**TASK REQUIREMENTS:**
Your task is to locate every line holding the string "this" and to copy each of them.

## BEGIN SOURCE DATA

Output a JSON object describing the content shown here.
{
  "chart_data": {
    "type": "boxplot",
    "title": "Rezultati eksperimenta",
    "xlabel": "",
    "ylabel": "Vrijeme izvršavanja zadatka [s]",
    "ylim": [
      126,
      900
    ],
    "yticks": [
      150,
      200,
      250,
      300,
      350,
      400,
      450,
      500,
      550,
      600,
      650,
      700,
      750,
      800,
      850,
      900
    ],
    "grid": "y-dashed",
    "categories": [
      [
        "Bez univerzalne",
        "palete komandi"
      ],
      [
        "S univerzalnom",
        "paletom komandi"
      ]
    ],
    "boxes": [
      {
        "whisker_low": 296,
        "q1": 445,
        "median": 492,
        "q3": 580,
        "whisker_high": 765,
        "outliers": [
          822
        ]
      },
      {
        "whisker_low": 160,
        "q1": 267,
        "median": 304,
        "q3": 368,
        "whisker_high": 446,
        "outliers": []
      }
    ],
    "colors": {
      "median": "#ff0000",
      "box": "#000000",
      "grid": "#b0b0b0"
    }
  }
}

## END SOURCE DATA
## BEGIN SOURCE DATA

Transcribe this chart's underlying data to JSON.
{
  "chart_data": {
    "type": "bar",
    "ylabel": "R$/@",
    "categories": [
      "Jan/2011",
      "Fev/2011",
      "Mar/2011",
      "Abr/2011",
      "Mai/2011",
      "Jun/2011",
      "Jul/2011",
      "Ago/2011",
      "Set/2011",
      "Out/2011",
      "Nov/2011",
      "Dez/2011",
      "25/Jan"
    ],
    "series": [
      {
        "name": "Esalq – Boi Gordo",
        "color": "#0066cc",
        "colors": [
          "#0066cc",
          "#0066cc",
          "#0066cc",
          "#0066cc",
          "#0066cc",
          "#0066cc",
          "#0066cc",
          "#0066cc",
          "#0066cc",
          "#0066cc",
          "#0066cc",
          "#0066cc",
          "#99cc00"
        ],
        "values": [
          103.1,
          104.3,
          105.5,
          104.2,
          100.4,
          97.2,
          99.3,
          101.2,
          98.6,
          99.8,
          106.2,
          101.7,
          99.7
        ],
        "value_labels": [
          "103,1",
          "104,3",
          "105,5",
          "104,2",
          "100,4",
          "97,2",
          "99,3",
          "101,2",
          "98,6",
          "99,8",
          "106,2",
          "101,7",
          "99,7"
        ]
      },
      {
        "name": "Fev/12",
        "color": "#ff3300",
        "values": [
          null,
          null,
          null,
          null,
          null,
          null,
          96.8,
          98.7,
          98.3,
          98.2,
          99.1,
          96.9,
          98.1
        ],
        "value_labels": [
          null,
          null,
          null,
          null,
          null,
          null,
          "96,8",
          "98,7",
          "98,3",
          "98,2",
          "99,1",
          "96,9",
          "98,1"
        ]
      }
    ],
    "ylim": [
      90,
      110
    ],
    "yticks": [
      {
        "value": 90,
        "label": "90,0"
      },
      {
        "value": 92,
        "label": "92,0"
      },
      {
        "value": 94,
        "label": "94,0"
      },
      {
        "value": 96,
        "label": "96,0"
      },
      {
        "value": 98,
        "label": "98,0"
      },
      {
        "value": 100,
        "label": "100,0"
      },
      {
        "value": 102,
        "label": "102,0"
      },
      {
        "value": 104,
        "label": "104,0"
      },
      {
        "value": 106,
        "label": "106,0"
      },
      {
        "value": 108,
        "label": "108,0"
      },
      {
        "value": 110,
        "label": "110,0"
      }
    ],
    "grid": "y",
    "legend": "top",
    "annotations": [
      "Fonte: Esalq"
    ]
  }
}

## END SOURCE DATA
## BEGIN SOURCE DATA

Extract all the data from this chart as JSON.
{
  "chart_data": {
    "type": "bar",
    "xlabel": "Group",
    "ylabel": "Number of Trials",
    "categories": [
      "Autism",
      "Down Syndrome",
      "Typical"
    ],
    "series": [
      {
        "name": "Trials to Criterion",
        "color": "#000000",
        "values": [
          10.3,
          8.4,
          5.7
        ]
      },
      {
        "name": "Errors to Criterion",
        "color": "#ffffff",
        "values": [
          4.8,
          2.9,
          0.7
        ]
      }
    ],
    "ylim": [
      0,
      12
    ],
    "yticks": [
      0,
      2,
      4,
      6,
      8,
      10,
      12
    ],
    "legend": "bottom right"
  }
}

## END SOURCE DATA

**REPLY:**
Transcribe this chart's underlying data to JSON.
Extract all the data from this chart as JSON.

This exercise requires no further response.